Data items:
--------------------------------------------------
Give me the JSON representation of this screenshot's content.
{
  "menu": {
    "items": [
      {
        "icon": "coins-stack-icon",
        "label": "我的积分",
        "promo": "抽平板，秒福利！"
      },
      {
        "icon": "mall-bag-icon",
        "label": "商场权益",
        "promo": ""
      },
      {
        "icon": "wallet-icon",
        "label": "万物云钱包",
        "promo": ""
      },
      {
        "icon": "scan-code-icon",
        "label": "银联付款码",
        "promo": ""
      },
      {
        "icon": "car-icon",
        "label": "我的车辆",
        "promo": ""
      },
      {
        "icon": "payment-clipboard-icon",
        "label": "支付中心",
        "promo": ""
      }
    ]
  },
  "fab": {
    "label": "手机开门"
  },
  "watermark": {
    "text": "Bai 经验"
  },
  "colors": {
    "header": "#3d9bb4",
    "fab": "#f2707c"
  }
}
--------------------------------------------------
AIM OF THE TASK
Everything in the listing above should be restated exactly.

RESPONSE BELOW
Give me the JSON representation of this screenshot's content.
{
  "menu": {
    "items": [
      {
        "icon": "coins-stack-icon",
        "label": "我的积分",
        "promo": "抽平板，秒福利！"
      },
      {
        "icon": "mall-bag-icon",
        "label": "商场权益",
        "promo": ""
      },
      {
        "icon": "wallet-icon",
        "label": "万物云钱包",
        "promo": ""
      },
      {
        "icon": "scan-code-icon",
        "label": "银联付款码",
        "promo": ""
      },
      {
        "icon": "car-icon",
        "label": "我的车辆",
        "promo": ""
      },
      {
        "icon": "payment-clipboard-icon",
        "label": "支付中心",
        "promo": ""
      }
    ]
  },
  "fab": {
    "label": "手机开门"
  },
  "watermark": {
    "text": "Bai 经验"
  },
  "colors": {
    "header": "#3d9bb4",
    "fab": "#f2707c"
  }
}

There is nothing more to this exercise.